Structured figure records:
⁂
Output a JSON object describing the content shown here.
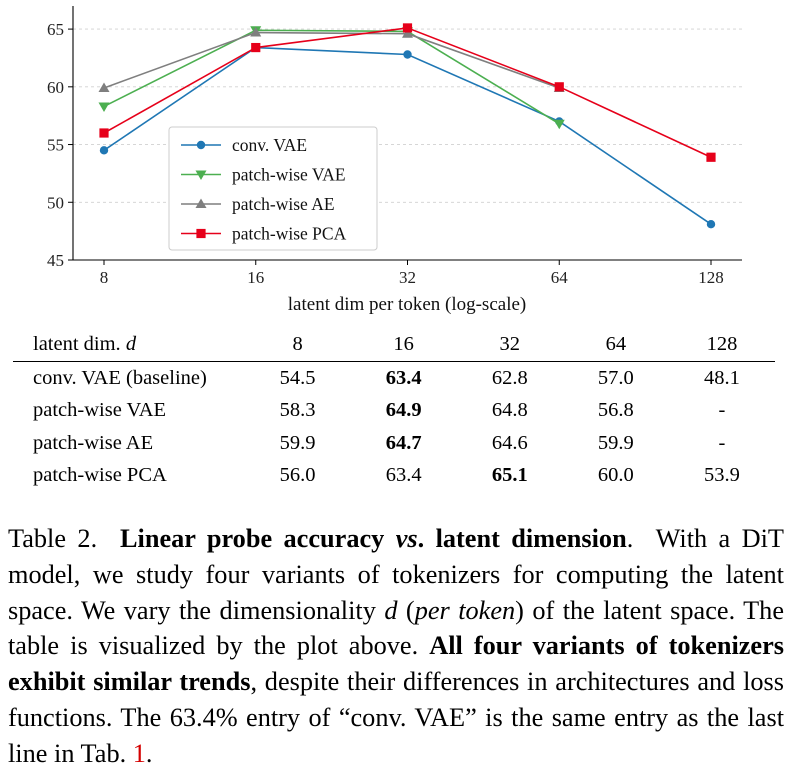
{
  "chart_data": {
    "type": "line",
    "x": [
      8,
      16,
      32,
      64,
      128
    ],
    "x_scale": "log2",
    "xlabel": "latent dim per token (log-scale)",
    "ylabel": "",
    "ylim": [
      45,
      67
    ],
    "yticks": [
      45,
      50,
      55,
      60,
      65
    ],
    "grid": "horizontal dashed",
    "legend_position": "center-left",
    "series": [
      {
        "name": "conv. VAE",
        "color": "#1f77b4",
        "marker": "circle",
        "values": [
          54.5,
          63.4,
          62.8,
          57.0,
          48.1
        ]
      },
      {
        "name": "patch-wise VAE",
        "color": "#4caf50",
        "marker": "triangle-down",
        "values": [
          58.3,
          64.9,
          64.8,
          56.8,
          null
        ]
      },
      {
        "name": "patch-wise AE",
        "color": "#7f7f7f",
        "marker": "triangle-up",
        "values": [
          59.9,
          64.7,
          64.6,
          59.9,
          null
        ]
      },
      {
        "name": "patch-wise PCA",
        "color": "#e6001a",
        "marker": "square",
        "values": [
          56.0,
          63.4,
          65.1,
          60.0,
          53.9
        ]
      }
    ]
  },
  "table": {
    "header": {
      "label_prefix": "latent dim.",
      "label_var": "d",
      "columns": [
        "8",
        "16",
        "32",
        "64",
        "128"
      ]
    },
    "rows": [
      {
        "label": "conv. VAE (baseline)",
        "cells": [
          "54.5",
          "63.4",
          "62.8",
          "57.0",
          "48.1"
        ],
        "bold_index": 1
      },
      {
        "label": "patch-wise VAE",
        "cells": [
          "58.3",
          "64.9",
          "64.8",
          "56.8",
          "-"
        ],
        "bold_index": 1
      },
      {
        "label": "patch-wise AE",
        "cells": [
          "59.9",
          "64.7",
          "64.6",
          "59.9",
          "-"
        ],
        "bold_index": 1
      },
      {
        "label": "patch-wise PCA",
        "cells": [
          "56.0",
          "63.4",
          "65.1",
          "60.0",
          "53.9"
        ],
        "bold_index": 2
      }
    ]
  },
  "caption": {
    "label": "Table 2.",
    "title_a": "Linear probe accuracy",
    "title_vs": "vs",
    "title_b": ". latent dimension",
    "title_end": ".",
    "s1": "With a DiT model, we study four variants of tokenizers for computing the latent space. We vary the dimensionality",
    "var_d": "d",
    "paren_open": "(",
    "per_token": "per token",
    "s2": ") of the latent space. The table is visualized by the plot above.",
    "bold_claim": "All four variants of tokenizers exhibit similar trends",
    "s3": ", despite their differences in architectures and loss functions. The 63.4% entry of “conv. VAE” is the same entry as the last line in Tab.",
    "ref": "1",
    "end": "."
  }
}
⁂
EXERCISE PROMPT: Search the listing for the string "patch". Copy each line where it turns up.

EXERCISE OUTPUT:
        "name": "patch-wise VAE",
        "name": "patch-wise AE",
        "name": "patch-wise PCA",
        "label": "patch-wise VAE",
        "label": "patch-wise AE",
        "label": "patch-wise PCA",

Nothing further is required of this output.